#### [Exercise task]
Find each line with "Engelischu" and copy it.

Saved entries

▼

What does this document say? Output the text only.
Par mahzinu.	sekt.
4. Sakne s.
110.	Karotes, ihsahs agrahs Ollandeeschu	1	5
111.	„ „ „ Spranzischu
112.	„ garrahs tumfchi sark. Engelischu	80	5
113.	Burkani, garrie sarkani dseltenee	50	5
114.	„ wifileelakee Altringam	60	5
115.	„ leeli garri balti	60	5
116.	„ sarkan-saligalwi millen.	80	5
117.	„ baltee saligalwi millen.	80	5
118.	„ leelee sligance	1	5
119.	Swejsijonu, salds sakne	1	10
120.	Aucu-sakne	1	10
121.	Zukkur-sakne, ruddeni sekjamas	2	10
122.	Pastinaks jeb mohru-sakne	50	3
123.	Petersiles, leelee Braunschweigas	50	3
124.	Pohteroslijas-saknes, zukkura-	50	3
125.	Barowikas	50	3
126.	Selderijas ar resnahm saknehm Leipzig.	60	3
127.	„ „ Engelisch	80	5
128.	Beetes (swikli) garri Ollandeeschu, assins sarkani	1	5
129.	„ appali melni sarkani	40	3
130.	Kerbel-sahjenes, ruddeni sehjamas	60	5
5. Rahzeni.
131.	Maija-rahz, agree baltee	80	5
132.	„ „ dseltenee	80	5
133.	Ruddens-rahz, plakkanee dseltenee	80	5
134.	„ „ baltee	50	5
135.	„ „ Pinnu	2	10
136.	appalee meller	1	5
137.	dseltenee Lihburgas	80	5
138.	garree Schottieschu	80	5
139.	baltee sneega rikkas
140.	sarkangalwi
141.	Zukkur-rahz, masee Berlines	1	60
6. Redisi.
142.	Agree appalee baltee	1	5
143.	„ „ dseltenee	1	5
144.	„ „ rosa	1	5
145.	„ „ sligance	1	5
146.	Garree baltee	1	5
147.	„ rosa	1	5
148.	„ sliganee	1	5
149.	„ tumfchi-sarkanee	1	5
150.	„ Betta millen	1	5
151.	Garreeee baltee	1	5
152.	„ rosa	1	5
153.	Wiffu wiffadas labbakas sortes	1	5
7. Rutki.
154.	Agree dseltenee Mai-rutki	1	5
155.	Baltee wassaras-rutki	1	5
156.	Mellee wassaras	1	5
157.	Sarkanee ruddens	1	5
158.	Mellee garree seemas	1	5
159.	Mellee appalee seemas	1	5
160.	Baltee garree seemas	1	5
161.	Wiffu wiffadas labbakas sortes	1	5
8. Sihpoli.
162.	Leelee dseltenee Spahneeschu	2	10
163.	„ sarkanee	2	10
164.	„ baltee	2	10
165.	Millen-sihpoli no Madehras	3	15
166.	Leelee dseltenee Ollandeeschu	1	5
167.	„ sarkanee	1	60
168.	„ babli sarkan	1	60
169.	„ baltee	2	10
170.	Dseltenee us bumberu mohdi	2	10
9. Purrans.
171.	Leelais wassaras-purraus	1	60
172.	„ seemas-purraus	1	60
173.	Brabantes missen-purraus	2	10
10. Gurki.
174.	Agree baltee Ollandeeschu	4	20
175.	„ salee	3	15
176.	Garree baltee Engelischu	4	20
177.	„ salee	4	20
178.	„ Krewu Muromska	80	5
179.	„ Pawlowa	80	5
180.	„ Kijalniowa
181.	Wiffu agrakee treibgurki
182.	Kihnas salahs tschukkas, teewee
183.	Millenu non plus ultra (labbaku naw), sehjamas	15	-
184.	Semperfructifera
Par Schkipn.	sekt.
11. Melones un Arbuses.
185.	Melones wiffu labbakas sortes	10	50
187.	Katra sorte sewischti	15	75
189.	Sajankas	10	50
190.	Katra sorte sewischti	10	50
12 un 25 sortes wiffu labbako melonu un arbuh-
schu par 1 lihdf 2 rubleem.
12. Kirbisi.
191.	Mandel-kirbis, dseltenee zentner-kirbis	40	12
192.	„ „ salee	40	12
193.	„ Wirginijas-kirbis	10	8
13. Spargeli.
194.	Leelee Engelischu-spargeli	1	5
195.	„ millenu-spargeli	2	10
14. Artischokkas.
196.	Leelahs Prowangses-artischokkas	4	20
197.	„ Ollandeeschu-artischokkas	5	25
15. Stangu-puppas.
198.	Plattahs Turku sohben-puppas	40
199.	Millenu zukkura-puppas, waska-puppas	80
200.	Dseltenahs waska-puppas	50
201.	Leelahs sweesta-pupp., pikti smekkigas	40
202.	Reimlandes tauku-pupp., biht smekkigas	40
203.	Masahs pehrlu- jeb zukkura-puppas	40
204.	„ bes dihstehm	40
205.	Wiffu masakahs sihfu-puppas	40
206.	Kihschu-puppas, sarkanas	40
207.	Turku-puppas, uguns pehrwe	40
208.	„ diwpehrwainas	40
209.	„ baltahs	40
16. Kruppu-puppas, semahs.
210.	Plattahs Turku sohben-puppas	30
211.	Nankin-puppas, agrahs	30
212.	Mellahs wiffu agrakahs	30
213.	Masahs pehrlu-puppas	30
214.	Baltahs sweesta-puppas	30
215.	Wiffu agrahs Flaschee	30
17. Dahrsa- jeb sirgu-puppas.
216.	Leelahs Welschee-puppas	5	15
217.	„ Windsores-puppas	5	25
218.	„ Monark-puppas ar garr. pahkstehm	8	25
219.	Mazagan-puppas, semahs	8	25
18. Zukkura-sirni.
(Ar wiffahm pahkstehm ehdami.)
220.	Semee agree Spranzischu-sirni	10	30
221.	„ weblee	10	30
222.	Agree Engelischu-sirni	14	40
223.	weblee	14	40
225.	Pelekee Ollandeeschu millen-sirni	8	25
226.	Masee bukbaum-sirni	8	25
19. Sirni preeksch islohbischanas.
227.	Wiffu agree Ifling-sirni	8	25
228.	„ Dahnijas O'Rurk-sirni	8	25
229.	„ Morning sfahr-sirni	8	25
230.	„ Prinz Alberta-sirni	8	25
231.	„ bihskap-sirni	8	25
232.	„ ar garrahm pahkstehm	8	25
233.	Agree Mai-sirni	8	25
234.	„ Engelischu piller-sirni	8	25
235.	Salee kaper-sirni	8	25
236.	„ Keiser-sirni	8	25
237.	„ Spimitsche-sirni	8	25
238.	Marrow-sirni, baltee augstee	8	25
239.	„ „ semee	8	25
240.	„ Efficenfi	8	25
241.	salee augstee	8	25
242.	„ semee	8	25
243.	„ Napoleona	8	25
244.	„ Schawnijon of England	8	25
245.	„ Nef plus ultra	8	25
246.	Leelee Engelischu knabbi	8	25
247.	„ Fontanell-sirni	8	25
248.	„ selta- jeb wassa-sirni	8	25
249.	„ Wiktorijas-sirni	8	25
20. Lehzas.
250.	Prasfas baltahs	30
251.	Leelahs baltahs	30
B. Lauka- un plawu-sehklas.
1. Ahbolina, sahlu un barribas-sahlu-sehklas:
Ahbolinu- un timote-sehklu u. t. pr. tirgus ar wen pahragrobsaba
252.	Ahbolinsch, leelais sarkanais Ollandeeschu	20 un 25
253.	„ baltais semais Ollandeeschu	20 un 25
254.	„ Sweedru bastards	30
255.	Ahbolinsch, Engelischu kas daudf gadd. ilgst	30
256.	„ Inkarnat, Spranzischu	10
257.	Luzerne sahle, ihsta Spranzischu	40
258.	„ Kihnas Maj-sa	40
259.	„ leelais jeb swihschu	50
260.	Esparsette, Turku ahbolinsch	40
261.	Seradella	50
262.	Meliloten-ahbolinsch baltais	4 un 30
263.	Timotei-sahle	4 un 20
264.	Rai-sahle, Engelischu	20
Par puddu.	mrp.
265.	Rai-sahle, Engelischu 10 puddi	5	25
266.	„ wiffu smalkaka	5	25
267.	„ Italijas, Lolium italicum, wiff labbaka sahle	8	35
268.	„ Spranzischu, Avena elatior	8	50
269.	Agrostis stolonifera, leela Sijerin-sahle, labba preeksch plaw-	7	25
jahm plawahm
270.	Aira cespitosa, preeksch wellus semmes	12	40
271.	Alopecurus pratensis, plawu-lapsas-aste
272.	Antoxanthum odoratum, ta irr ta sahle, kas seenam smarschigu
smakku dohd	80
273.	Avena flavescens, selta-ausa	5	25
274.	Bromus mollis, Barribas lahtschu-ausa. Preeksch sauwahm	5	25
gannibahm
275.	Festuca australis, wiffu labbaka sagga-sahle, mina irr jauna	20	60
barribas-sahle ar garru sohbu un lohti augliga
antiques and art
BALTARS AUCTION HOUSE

▲

#### [Answer to the problem]
112.	„ garrahs tumfchi sark. Engelischu	80	5
176.	Garree baltee Engelischu	4	20
194.	Leelee Engelischu-spargeli	1	5
222.	Agree Engelischu-sirni	14	40
234.	„ Engelischu piller-sirni	8	25
246.	Leelee Engelischu knabbi	8	25
255.	Ahbolinsch, Engelischu kas daudf gadd. ilgst	30
264.	Rai-sahle, Engelischu	20
265.	Rai-sahle, Engelischu 10 puddi	5	25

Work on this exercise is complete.